[Work required] Reproduce each line from the records that holds "edit".

[Exercise inputs]
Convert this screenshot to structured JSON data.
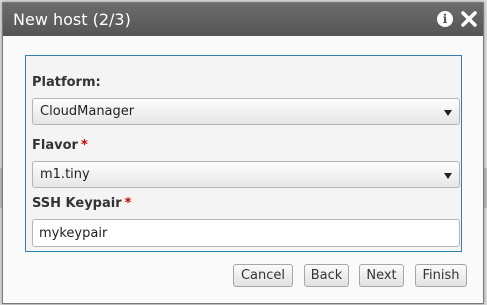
{
  "dialog": {
    "title": "New host (2/3)"
  },
  "icons": {
    "info": "info-icon",
    "close": "close-icon"
  },
  "form": {
    "platform": {
      "label": "Platform:",
      "value": "CloudManager"
    },
    "flavor": {
      "label": "Flavor",
      "required_mark": "*",
      "value": "m1.tiny"
    },
    "ssh_keypair": {
      "label": "SSH Keypair",
      "required_mark": "*",
      "value": "mykeypair"
    }
  },
  "buttons": {
    "cancel": "Cancel",
    "back": "Back",
    "next": "Next",
    "finish": "Finish"
  },
  "colors": {
    "titlebar": "#606060",
    "panel_border": "#2f7fb0",
    "required": "#cc0000"
  }
}
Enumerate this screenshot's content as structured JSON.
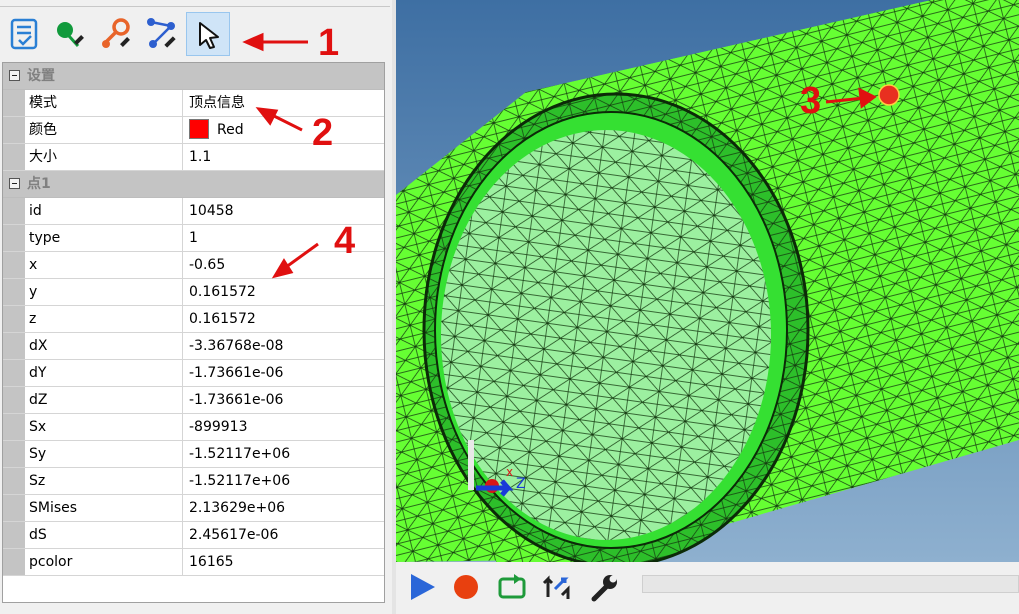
{
  "toolbar": {
    "buttons": [
      {
        "name": "view-list-icon",
        "active": false
      },
      {
        "name": "add-point-icon",
        "active": false
      },
      {
        "name": "edit-point-icon",
        "active": false
      },
      {
        "name": "edit-node-icon",
        "active": false
      },
      {
        "name": "select-cursor-icon",
        "active": true
      }
    ]
  },
  "properties": {
    "groups": [
      {
        "title": "设置",
        "rows": [
          {
            "name": "模式",
            "value": "顶点信息"
          },
          {
            "name": "颜色",
            "value": "Red",
            "swatch": "#ff0000"
          },
          {
            "name": "大小",
            "value": "1.1"
          }
        ]
      },
      {
        "title": "点1",
        "rows": [
          {
            "name": "id",
            "value": "10458"
          },
          {
            "name": "type",
            "value": "1"
          },
          {
            "name": "x",
            "value": "-0.65"
          },
          {
            "name": "y",
            "value": "0.161572"
          },
          {
            "name": "z",
            "value": "0.161572"
          },
          {
            "name": "dX",
            "value": "-3.36768e-08"
          },
          {
            "name": "dY",
            "value": "-1.73661e-06"
          },
          {
            "name": "dZ",
            "value": "-1.73661e-06"
          },
          {
            "name": "Sx",
            "value": "-899913"
          },
          {
            "name": "Sy",
            "value": "-1.52117e+06"
          },
          {
            "name": "Sz",
            "value": "-1.52117e+06"
          },
          {
            "name": "SMises",
            "value": "2.13629e+06"
          },
          {
            "name": "dS",
            "value": "2.45617e-06"
          },
          {
            "name": "pcolor",
            "value": "16165"
          }
        ]
      }
    ]
  },
  "viewport": {
    "mesh_color": "#66ff33",
    "axis_labels": {
      "x": "x",
      "z": "Z"
    }
  },
  "playback": {
    "buttons": [
      "play-icon",
      "record-icon",
      "loop-icon",
      "swap-icon",
      "wrench-icon"
    ]
  },
  "annotations": [
    {
      "label": "1"
    },
    {
      "label": "2"
    },
    {
      "label": "3"
    },
    {
      "label": "4"
    }
  ],
  "colors": {
    "annotation": "#e01010",
    "selected_point": "#e83020"
  }
}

[Task answer]
        "name": "edit-point-icon",
        "name": "edit-node-icon",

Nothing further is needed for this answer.